[Excerpt from a dataset]
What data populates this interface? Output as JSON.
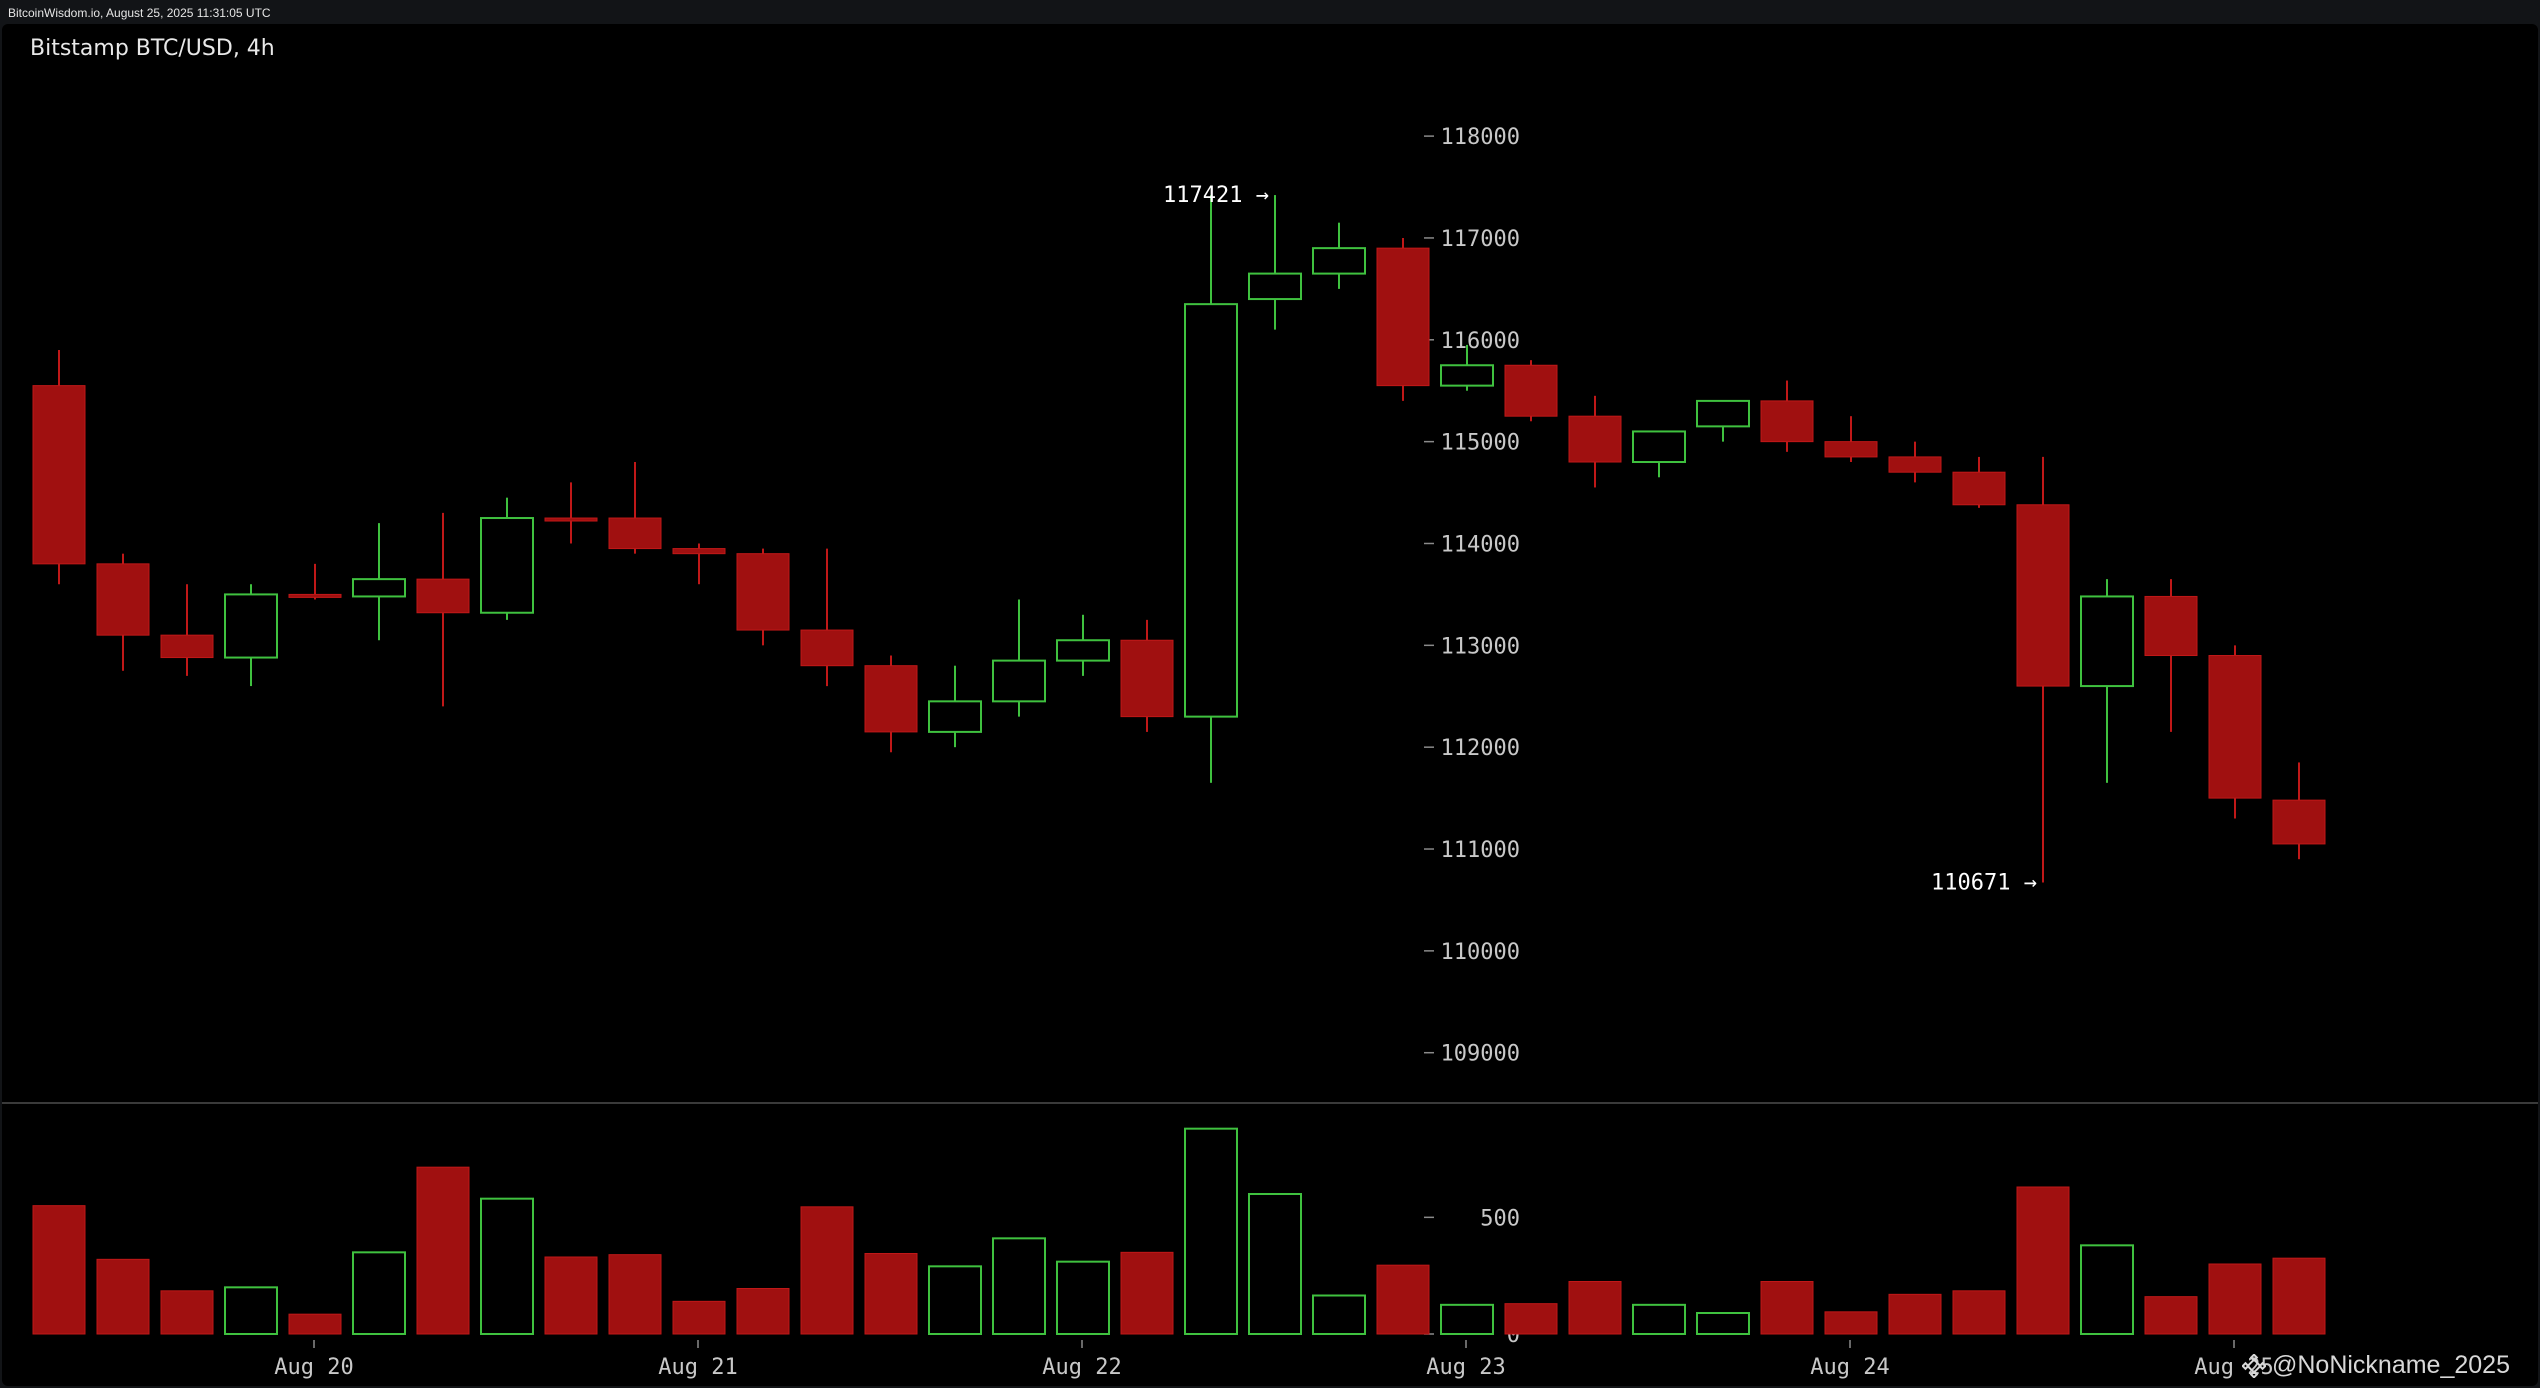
{
  "header": {
    "timestamp": "BitcoinWisdom.io, August 25, 2025 11:31:05 UTC"
  },
  "chart_title": "Bitstamp BTC/USD, 4h",
  "watermark": {
    "icon": "binance-square-icon",
    "text": "@NoNickname_2025"
  },
  "colors": {
    "up": "#3fc13f",
    "down": "#a01010",
    "down_border": "#c01818",
    "background": "#000000",
    "axis_text": "#c8c8c8"
  },
  "chart_data": {
    "type": "candlestick",
    "title": "Bitstamp BTC/USD, 4h",
    "price_axis": {
      "ticks": [
        109000,
        110000,
        111000,
        112000,
        113000,
        114000,
        115000,
        116000,
        117000,
        118000
      ],
      "range": [
        108300,
        118600
      ]
    },
    "volume_axis": {
      "ticks": [
        0,
        500
      ],
      "range": [
        0,
        900
      ]
    },
    "x_labels": [
      {
        "label": "Aug 20",
        "at_candle": 4
      },
      {
        "label": "Aug 21",
        "at_candle": 10
      },
      {
        "label": "Aug 22",
        "at_candle": 16
      },
      {
        "label": "Aug 23",
        "at_candle": 22
      },
      {
        "label": "Aug 24",
        "at_candle": 28
      },
      {
        "label": "Aug 25",
        "at_candle": 34
      }
    ],
    "annotations": [
      {
        "text": "117421 →",
        "candle": 19,
        "price": 117421,
        "side": "left"
      },
      {
        "text": "110671 →",
        "candle": 31,
        "price": 110671,
        "side": "left"
      }
    ],
    "candles": [
      {
        "o": 115550,
        "h": 115900,
        "l": 113600,
        "c": 113800,
        "v": 550
      },
      {
        "o": 113800,
        "h": 113900,
        "l": 112750,
        "c": 113100,
        "v": 320
      },
      {
        "o": 113100,
        "h": 113600,
        "l": 112700,
        "c": 112880,
        "v": 185
      },
      {
        "o": 112880,
        "h": 113600,
        "l": 112600,
        "c": 113500,
        "v": 200
      },
      {
        "o": 113500,
        "h": 113800,
        "l": 113450,
        "c": 113480,
        "v": 85
      },
      {
        "o": 113480,
        "h": 114200,
        "l": 113050,
        "c": 113650,
        "v": 350
      },
      {
        "o": 113650,
        "h": 114300,
        "l": 112400,
        "c": 113320,
        "v": 715
      },
      {
        "o": 113320,
        "h": 114450,
        "l": 113250,
        "c": 114250,
        "v": 580
      },
      {
        "o": 114250,
        "h": 114600,
        "l": 114000,
        "c": 114250,
        "v": 330
      },
      {
        "o": 114250,
        "h": 114800,
        "l": 113900,
        "c": 113950,
        "v": 340
      },
      {
        "o": 113950,
        "h": 114000,
        "l": 113600,
        "c": 113900,
        "v": 140
      },
      {
        "o": 113900,
        "h": 113950,
        "l": 113000,
        "c": 113150,
        "v": 195
      },
      {
        "o": 113150,
        "h": 113950,
        "l": 112600,
        "c": 112800,
        "v": 545
      },
      {
        "o": 112800,
        "h": 112900,
        "l": 111950,
        "c": 112150,
        "v": 345
      },
      {
        "o": 112150,
        "h": 112800,
        "l": 112000,
        "c": 112450,
        "v": 290
      },
      {
        "o": 112450,
        "h": 113450,
        "l": 112300,
        "c": 112850,
        "v": 410
      },
      {
        "o": 112850,
        "h": 113300,
        "l": 112700,
        "c": 113050,
        "v": 310
      },
      {
        "o": 113050,
        "h": 113250,
        "l": 112150,
        "c": 112300,
        "v": 350
      },
      {
        "o": 112300,
        "h": 117421,
        "l": 111650,
        "c": 116350,
        "v": 880
      },
      {
        "o": 116400,
        "h": 117421,
        "l": 116100,
        "c": 116650,
        "v": 600
      },
      {
        "o": 116650,
        "h": 117150,
        "l": 116500,
        "c": 116900,
        "v": 165
      },
      {
        "o": 116900,
        "h": 117000,
        "l": 115400,
        "c": 115550,
        "v": 295
      },
      {
        "o": 115550,
        "h": 115950,
        "l": 115500,
        "c": 115750,
        "v": 125
      },
      {
        "o": 115750,
        "h": 115800,
        "l": 115200,
        "c": 115250,
        "v": 130
      },
      {
        "o": 115250,
        "h": 115450,
        "l": 114550,
        "c": 114800,
        "v": 225
      },
      {
        "o": 114800,
        "h": 115100,
        "l": 114650,
        "c": 115100,
        "v": 125
      },
      {
        "o": 115150,
        "h": 115400,
        "l": 115000,
        "c": 115400,
        "v": 90
      },
      {
        "o": 115400,
        "h": 115600,
        "l": 114900,
        "c": 115000,
        "v": 225
      },
      {
        "o": 115000,
        "h": 115250,
        "l": 114800,
        "c": 114850,
        "v": 95
      },
      {
        "o": 114850,
        "h": 115000,
        "l": 114600,
        "c": 114700,
        "v": 170
      },
      {
        "o": 114700,
        "h": 114850,
        "l": 114350,
        "c": 114380,
        "v": 185
      },
      {
        "o": 114380,
        "h": 114850,
        "l": 110671,
        "c": 112600,
        "v": 630
      },
      {
        "o": 112600,
        "h": 113650,
        "l": 111650,
        "c": 113480,
        "v": 380
      },
      {
        "o": 113480,
        "h": 113650,
        "l": 112150,
        "c": 112900,
        "v": 160
      },
      {
        "o": 112900,
        "h": 113000,
        "l": 111300,
        "c": 111500,
        "v": 300
      },
      {
        "o": 111480,
        "h": 111850,
        "l": 110900,
        "c": 111050,
        "v": 325
      }
    ]
  }
}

Exercise prompt: Reproduce each entry precisely. Leave the pictures out.

Written reply:
What data populates this interface? Output as JSON.
{
  "header": {
    "timestamp": "BitcoinWisdom.io, August 25, 2025 11:31:05 UTC"
  },
  "chart_title": "Bitstamp BTC/USD, 4h",
  "watermark": {
    "icon": "binance-square-icon",
    "text": "@NoNickname_2025"
  },
  "colors": {
    "up": "#3fc13f",
    "down": "#a01010",
    "down_border": "#c01818",
    "background": "#000000",
    "axis_text": "#c8c8c8"
  },
  "chart_data": {
    "type": "candlestick",
    "title": "Bitstamp BTC/USD, 4h",
    "price_axis": {
      "ticks": [
        109000,
        110000,
        111000,
        112000,
        113000,
        114000,
        115000,
        116000,
        117000,
        118000
      ],
      "range": [
        108300,
        118600
      ]
    },
    "volume_axis": {
      "ticks": [
        0,
        500
      ],
      "range": [
        0,
        900
      ]
    },
    "x_labels": [
      {
        "label": "Aug 20",
        "at_candle": 4
      },
      {
        "label": "Aug 21",
        "at_candle": 10
      },
      {
        "label": "Aug 22",
        "at_candle": 16
      },
      {
        "label": "Aug 23",
        "at_candle": 22
      },
      {
        "label": "Aug 24",
        "at_candle": 28
      },
      {
        "label": "Aug 25",
        "at_candle": 34
      }
    ],
    "annotations": [
      {
        "text": "117421 →",
        "candle": 19,
        "price": 117421,
        "side": "left"
      },
      {
        "text": "110671 →",
        "candle": 31,
        "price": 110671,
        "side": "left"
      }
    ],
    "candles": [
      {
        "o": 115550,
        "h": 115900,
        "l": 113600,
        "c": 113800,
        "v": 550
      },
      {
        "o": 113800,
        "h": 113900,
        "l": 112750,
        "c": 113100,
        "v": 320
      },
      {
        "o": 113100,
        "h": 113600,
        "l": 112700,
        "c": 112880,
        "v": 185
      },
      {
        "o": 112880,
        "h": 113600,
        "l": 112600,
        "c": 113500,
        "v": 200
      },
      {
        "o": 113500,
        "h": 113800,
        "l": 113450,
        "c": 113480,
        "v": 85
      },
      {
        "o": 113480,
        "h": 114200,
        "l": 113050,
        "c": 113650,
        "v": 350
      },
      {
        "o": 113650,
        "h": 114300,
        "l": 112400,
        "c": 113320,
        "v": 715
      },
      {
        "o": 113320,
        "h": 114450,
        "l": 113250,
        "c": 114250,
        "v": 580
      },
      {
        "o": 114250,
        "h": 114600,
        "l": 114000,
        "c": 114250,
        "v": 330
      },
      {
        "o": 114250,
        "h": 114800,
        "l": 113900,
        "c": 113950,
        "v": 340
      },
      {
        "o": 113950,
        "h": 114000,
        "l": 113600,
        "c": 113900,
        "v": 140
      },
      {
        "o": 113900,
        "h": 113950,
        "l": 113000,
        "c": 113150,
        "v": 195
      },
      {
        "o": 113150,
        "h": 113950,
        "l": 112600,
        "c": 112800,
        "v": 545
      },
      {
        "o": 112800,
        "h": 112900,
        "l": 111950,
        "c": 112150,
        "v": 345
      },
      {
        "o": 112150,
        "h": 112800,
        "l": 112000,
        "c": 112450,
        "v": 290
      },
      {
        "o": 112450,
        "h": 113450,
        "l": 112300,
        "c": 112850,
        "v": 410
      },
      {
        "o": 112850,
        "h": 113300,
        "l": 112700,
        "c": 113050,
        "v": 310
      },
      {
        "o": 113050,
        "h": 113250,
        "l": 112150,
        "c": 112300,
        "v": 350
      },
      {
        "o": 112300,
        "h": 117421,
        "l": 111650,
        "c": 116350,
        "v": 880
      },
      {
        "o": 116400,
        "h": 117421,
        "l": 116100,
        "c": 116650,
        "v": 600
      },
      {
        "o": 116650,
        "h": 117150,
        "l": 116500,
        "c": 116900,
        "v": 165
      },
      {
        "o": 116900,
        "h": 117000,
        "l": 115400,
        "c": 115550,
        "v": 295
      },
      {
        "o": 115550,
        "h": 115950,
        "l": 115500,
        "c": 115750,
        "v": 125
      },
      {
        "o": 115750,
        "h": 115800,
        "l": 115200,
        "c": 115250,
        "v": 130
      },
      {
        "o": 115250,
        "h": 115450,
        "l": 114550,
        "c": 114800,
        "v": 225
      },
      {
        "o": 114800,
        "h": 115100,
        "l": 114650,
        "c": 115100,
        "v": 125
      },
      {
        "o": 115150,
        "h": 115400,
        "l": 115000,
        "c": 115400,
        "v": 90
      },
      {
        "o": 115400,
        "h": 115600,
        "l": 114900,
        "c": 115000,
        "v": 225
      },
      {
        "o": 115000,
        "h": 115250,
        "l": 114800,
        "c": 114850,
        "v": 95
      },
      {
        "o": 114850,
        "h": 115000,
        "l": 114600,
        "c": 114700,
        "v": 170
      },
      {
        "o": 114700,
        "h": 114850,
        "l": 114350,
        "c": 114380,
        "v": 185
      },
      {
        "o": 114380,
        "h": 114850,
        "l": 110671,
        "c": 112600,
        "v": 630
      },
      {
        "o": 112600,
        "h": 113650,
        "l": 111650,
        "c": 113480,
        "v": 380
      },
      {
        "o": 113480,
        "h": 113650,
        "l": 112150,
        "c": 112900,
        "v": 160
      },
      {
        "o": 112900,
        "h": 113000,
        "l": 111300,
        "c": 111500,
        "v": 300
      },
      {
        "o": 111480,
        "h": 111850,
        "l": 110900,
        "c": 111050,
        "v": 325
      }
    ]
  }
}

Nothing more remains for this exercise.